• Exercise brief: Using the material below, copy every line where "Температура" appears.

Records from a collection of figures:
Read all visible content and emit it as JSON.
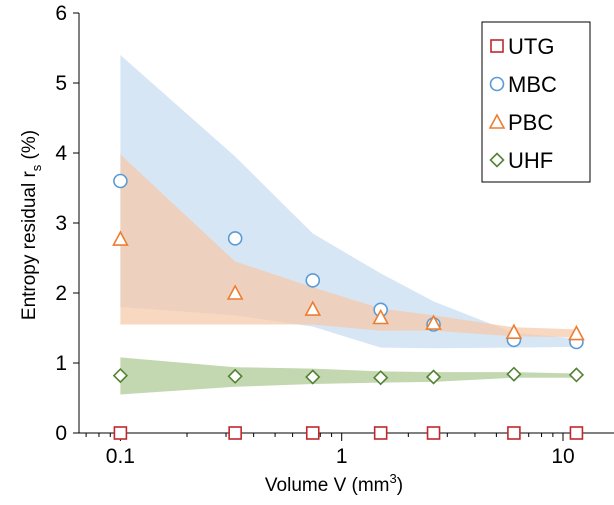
{
  "chart_data": {
    "type": "scatter",
    "title": "",
    "xlabel": "Volume V (mm",
    "xlabel_sup": "3",
    "xlabel_end": ")",
    "ylabel": "Entropy residual r",
    "ylabel_sub": "s",
    "ylabel_end": " (%)",
    "xscale": "log",
    "xlim": [
      0.065,
      17
    ],
    "ylim": [
      0,
      6
    ],
    "x_ticks": [
      0.1,
      1,
      10
    ],
    "x_tick_labels": [
      "0.1",
      "1",
      "10"
    ],
    "y_ticks": [
      0,
      1,
      2,
      3,
      4,
      5,
      6
    ],
    "y_tick_labels": [
      "0",
      "1",
      "2",
      "3",
      "4",
      "5",
      "6"
    ],
    "grid": false,
    "legend_position": "top-right",
    "x": [
      0.1,
      0.33,
      0.74,
      1.5,
      2.6,
      6.0,
      11.5
    ],
    "series": [
      {
        "name": "UTG",
        "marker": "square",
        "color": "#c0282d",
        "values": [
          0,
          0,
          0,
          0,
          0,
          0,
          0
        ]
      },
      {
        "name": "MBC",
        "marker": "circle",
        "color": "#5b9bd5",
        "band_color": "#c6dbf0",
        "values": [
          3.6,
          2.78,
          2.18,
          1.76,
          1.55,
          1.33,
          1.3
        ],
        "band_upper": [
          5.4,
          3.95,
          2.85,
          2.28,
          1.88,
          1.43,
          1.35
        ],
        "band_lower": [
          1.8,
          1.68,
          1.52,
          1.22,
          1.21,
          1.22,
          1.23
        ]
      },
      {
        "name": "PBC",
        "marker": "triangle",
        "color": "#ed7d31",
        "band_color": "#f7c8a7",
        "values": [
          2.77,
          2.0,
          1.77,
          1.65,
          1.57,
          1.44,
          1.42
        ],
        "band_upper": [
          3.98,
          2.45,
          2.08,
          1.78,
          1.68,
          1.51,
          1.48
        ],
        "band_lower": [
          1.55,
          1.55,
          1.55,
          1.46,
          1.46,
          1.38,
          1.37
        ]
      },
      {
        "name": "UHF",
        "marker": "diamond",
        "color": "#548235",
        "band_color": "#a9c78f",
        "values": [
          0.82,
          0.81,
          0.8,
          0.79,
          0.8,
          0.84,
          0.83
        ],
        "band_upper": [
          1.08,
          0.94,
          0.92,
          0.88,
          0.87,
          0.87,
          0.85
        ],
        "band_lower": [
          0.55,
          0.66,
          0.7,
          0.72,
          0.73,
          0.79,
          0.79
        ]
      }
    ]
  }
}
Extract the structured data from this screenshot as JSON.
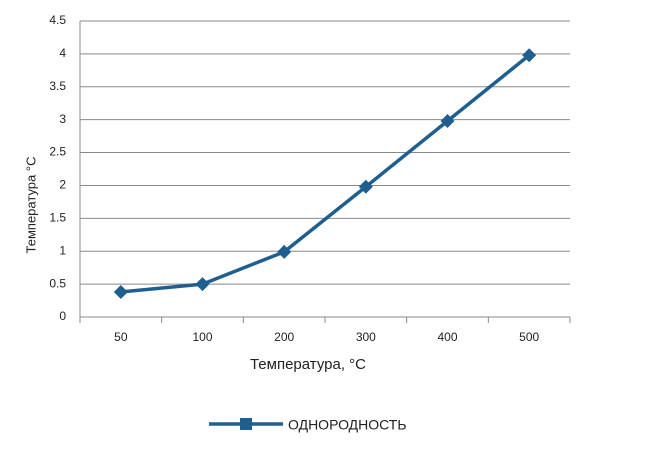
{
  "chart_data": {
    "type": "line",
    "x_label": "Температура, °C",
    "y_label": "Температура °C",
    "categories": [
      "50",
      "100",
      "200",
      "300",
      "400",
      "500"
    ],
    "series": [
      {
        "name": "ОДНОРОДНОСТЬ",
        "color": "#1f5f8f",
        "values": [
          0.38,
          0.5,
          0.99,
          1.98,
          2.98,
          3.98
        ]
      }
    ],
    "ylim": [
      0,
      4.5
    ],
    "yticks": [
      0,
      0.5,
      1,
      1.5,
      2,
      2.5,
      3,
      3.5,
      4,
      4.5
    ],
    "grid": true,
    "legend": "bottom"
  }
}
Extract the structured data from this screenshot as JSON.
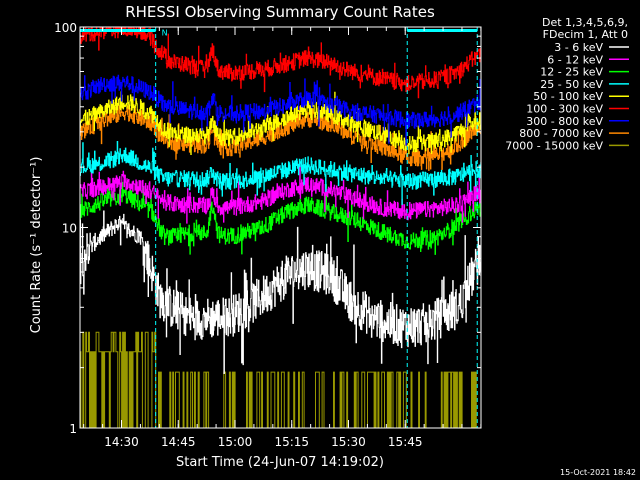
{
  "chart_data": {
    "type": "line",
    "title": "RHESSI Observing Summary Count Rates",
    "xlabel": "Start Time (24-Jun-07 14:19:02)",
    "ylabel": "Count Rate (s⁻¹ detector⁻¹)",
    "yscale": "log",
    "ylim": [
      1,
      100
    ],
    "xlim_minutes": [
      0,
      106
    ],
    "x_ticks": [
      {
        "label": "14:30",
        "minute": 10.97
      },
      {
        "label": "14:45",
        "minute": 25.97
      },
      {
        "label": "15:00",
        "minute": 40.97
      },
      {
        "label": "15:15",
        "minute": 55.97
      },
      {
        "label": "15:30",
        "minute": 70.97
      },
      {
        "label": "15:45",
        "minute": 85.97
      }
    ],
    "y_ticks": [
      {
        "label": "1",
        "value": 1
      },
      {
        "label": "10",
        "value": 10
      },
      {
        "label": "100",
        "value": 100
      }
    ],
    "legend_header": [
      "Det 1,3,4,5,6,9,",
      "FDecim 1, Att 0"
    ],
    "night_boundaries_minutes": [
      20,
      86.5,
      105
    ],
    "flag_bars": [
      {
        "start": 0,
        "end": 20,
        "value": 96,
        "marker": "N"
      },
      {
        "start": 86.5,
        "end": 105,
        "value": 96,
        "marker": ""
      }
    ],
    "series": [
      {
        "name": "3 - 6 keV",
        "color": "#ffffff",
        "anchors": [
          [
            0,
            7
          ],
          [
            4,
            8.5
          ],
          [
            10,
            10.5
          ],
          [
            16,
            9
          ],
          [
            19,
            6
          ],
          [
            21,
            4.5
          ],
          [
            24,
            4
          ],
          [
            30,
            3.5
          ],
          [
            40,
            3.6
          ],
          [
            48,
            4.5
          ],
          [
            55,
            5.8
          ],
          [
            60,
            6.3
          ],
          [
            66,
            5.8
          ],
          [
            72,
            4.2
          ],
          [
            78,
            3.5
          ],
          [
            85,
            3.2
          ],
          [
            92,
            3.3
          ],
          [
            100,
            4
          ],
          [
            105,
            6.5
          ]
        ],
        "peak": {
          "at": 35,
          "factor": 1.0
        }
      },
      {
        "name": "6 - 12 keV",
        "color": "#ff00ff",
        "anchors": [
          [
            0,
            15
          ],
          [
            6,
            16
          ],
          [
            12,
            17
          ],
          [
            19,
            15
          ],
          [
            22,
            13.5
          ],
          [
            26,
            13
          ],
          [
            30,
            13
          ],
          [
            40,
            12.5
          ],
          [
            48,
            13.5
          ],
          [
            55,
            15.5
          ],
          [
            60,
            16.5
          ],
          [
            66,
            15.5
          ],
          [
            72,
            14
          ],
          [
            80,
            12.5
          ],
          [
            87,
            12
          ],
          [
            95,
            12.5
          ],
          [
            100,
            13
          ],
          [
            105,
            15
          ]
        ],
        "peak": {
          "at": 35,
          "factor": 1.15
        }
      },
      {
        "name": "12 - 25 keV",
        "color": "#00ff00",
        "anchors": [
          [
            0,
            12
          ],
          [
            6,
            13.5
          ],
          [
            12,
            14.5
          ],
          [
            19,
            12
          ],
          [
            22,
            9
          ],
          [
            26,
            9
          ],
          [
            30,
            9.5
          ],
          [
            40,
            9
          ],
          [
            48,
            10
          ],
          [
            55,
            12
          ],
          [
            60,
            13
          ],
          [
            66,
            12
          ],
          [
            72,
            11
          ],
          [
            80,
            9.5
          ],
          [
            87,
            8.5
          ],
          [
            95,
            9
          ],
          [
            100,
            10.5
          ],
          [
            105,
            12.5
          ]
        ],
        "peak": {
          "at": 35,
          "factor": 1.4
        }
      },
      {
        "name": "25 - 50 keV",
        "color": "#00ffff",
        "anchors": [
          [
            0,
            20
          ],
          [
            6,
            21
          ],
          [
            12,
            23
          ],
          [
            19,
            19.5
          ],
          [
            22,
            17.5
          ],
          [
            26,
            17.5
          ],
          [
            30,
            17.5
          ],
          [
            40,
            17
          ],
          [
            48,
            18
          ],
          [
            55,
            19.5
          ],
          [
            60,
            20.5
          ],
          [
            66,
            19.5
          ],
          [
            72,
            18.5
          ],
          [
            80,
            17.5
          ],
          [
            87,
            17
          ],
          [
            95,
            17.5
          ],
          [
            100,
            18
          ],
          [
            105,
            19.5
          ]
        ],
        "peak": {
          "at": 35,
          "factor": 1.12
        }
      },
      {
        "name": "50 - 100 keV",
        "color": "#ffff00",
        "anchors": [
          [
            0,
            34
          ],
          [
            6,
            38
          ],
          [
            12,
            43
          ],
          [
            19,
            37
          ],
          [
            22,
            31
          ],
          [
            26,
            29
          ],
          [
            30,
            29
          ],
          [
            40,
            28
          ],
          [
            48,
            31
          ],
          [
            55,
            36
          ],
          [
            60,
            39
          ],
          [
            66,
            37
          ],
          [
            72,
            33
          ],
          [
            80,
            29
          ],
          [
            87,
            26
          ],
          [
            95,
            27
          ],
          [
            100,
            30
          ],
          [
            105,
            34
          ]
        ],
        "peak": {
          "at": 35,
          "factor": 1.15
        }
      },
      {
        "name": "100 - 300 keV",
        "color": "#ff0000",
        "anchors": [
          [
            0,
            90
          ],
          [
            6,
            96
          ],
          [
            12,
            98
          ],
          [
            17,
            95
          ],
          [
            20,
            80
          ],
          [
            24,
            67
          ],
          [
            28,
            65
          ],
          [
            32,
            62
          ],
          [
            34,
            62
          ],
          [
            40,
            59
          ],
          [
            48,
            61
          ],
          [
            55,
            66
          ],
          [
            60,
            70
          ],
          [
            66,
            66
          ],
          [
            72,
            60
          ],
          [
            80,
            55
          ],
          [
            87,
            52
          ],
          [
            95,
            55
          ],
          [
            100,
            60
          ],
          [
            105,
            72
          ]
        ],
        "peak": {
          "at": 35,
          "factor": 1.25
        }
      },
      {
        "name": "300 - 800 keV",
        "color": "#0000ff",
        "anchors": [
          [
            0,
            46
          ],
          [
            6,
            52
          ],
          [
            12,
            53
          ],
          [
            19,
            47
          ],
          [
            22,
            41
          ],
          [
            26,
            39
          ],
          [
            30,
            38
          ],
          [
            40,
            37
          ],
          [
            48,
            38
          ],
          [
            55,
            41
          ],
          [
            60,
            44
          ],
          [
            66,
            41
          ],
          [
            72,
            38
          ],
          [
            80,
            36
          ],
          [
            87,
            34
          ],
          [
            95,
            35
          ],
          [
            100,
            37
          ],
          [
            105,
            42
          ]
        ],
        "peak": {
          "at": 35,
          "factor": 1.2
        }
      },
      {
        "name": "800 - 7000 keV",
        "color": "#ff8800",
        "anchors": [
          [
            0,
            30
          ],
          [
            6,
            34
          ],
          [
            12,
            38
          ],
          [
            19,
            33
          ],
          [
            22,
            28
          ],
          [
            26,
            26
          ],
          [
            30,
            26
          ],
          [
            40,
            25
          ],
          [
            48,
            28
          ],
          [
            55,
            32
          ],
          [
            60,
            35
          ],
          [
            66,
            33
          ],
          [
            72,
            29
          ],
          [
            80,
            25
          ],
          [
            87,
            22
          ],
          [
            95,
            23
          ],
          [
            100,
            26
          ],
          [
            105,
            32
          ]
        ],
        "peak": {
          "at": 35,
          "factor": 1.28
        }
      },
      {
        "name": "7000 - 15000 keV",
        "color": "#999900",
        "anchors": [
          [
            0,
            2.3
          ],
          [
            5,
            2.5
          ],
          [
            10,
            2.6
          ],
          [
            15,
            2.4
          ],
          [
            20,
            1.9
          ],
          [
            106,
            1.8
          ]
        ],
        "peak": {
          "at": 35,
          "factor": 1.0
        },
        "sparse": true
      }
    ]
  },
  "timestamp": "15-Oct-2021 18:42"
}
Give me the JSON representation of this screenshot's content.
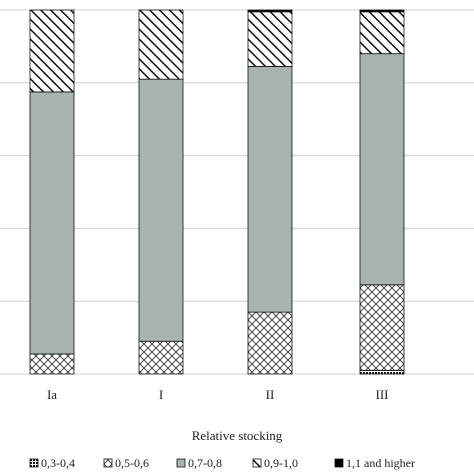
{
  "chart_data": {
    "type": "bar",
    "stacked": true,
    "orientation": "vertical",
    "normalized": true,
    "xlabel": "Relative stocking",
    "ylabel": "",
    "ylim": [
      0,
      100
    ],
    "grid": "horizontal",
    "legend_position": "bottom",
    "categories": [
      "Ia",
      "I",
      "II",
      "III"
    ],
    "series": [
      {
        "name": "0,3-0,4",
        "pattern": "dense-checker",
        "color": "#1a1a1a",
        "values": [
          0,
          0,
          0,
          1
        ]
      },
      {
        "name": "0,5-0,6",
        "pattern": "crosshatch",
        "color": "#ffffff",
        "values": [
          5.5,
          9,
          17,
          23.5
        ]
      },
      {
        "name": "0,7-0,8",
        "pattern": "solid",
        "color": "#a9b3b0",
        "values": [
          72,
          72,
          67.5,
          63.5
        ]
      },
      {
        "name": "0,9-1,0",
        "pattern": "diagonal",
        "color": "#ffffff",
        "values": [
          22.5,
          19,
          15,
          11.5
        ]
      },
      {
        "name": "1,1 and higher",
        "pattern": "solid",
        "color": "#000000",
        "values": [
          0,
          0,
          0.5,
          0.5
        ]
      }
    ]
  }
}
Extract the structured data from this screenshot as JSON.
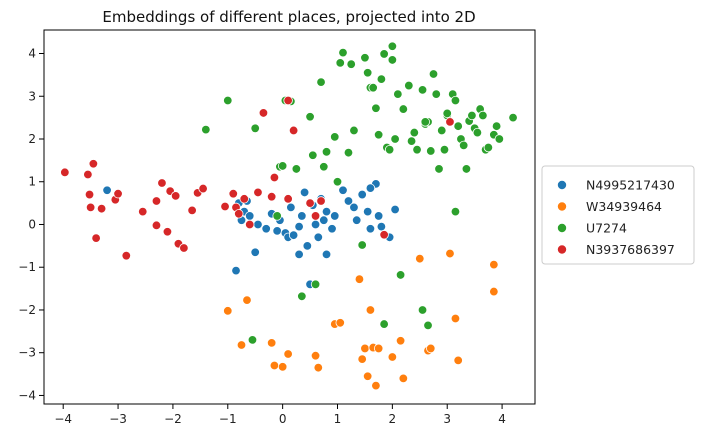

• Task output:
    "x_label": "Температура, °C",
    "y_label": "Температура °C",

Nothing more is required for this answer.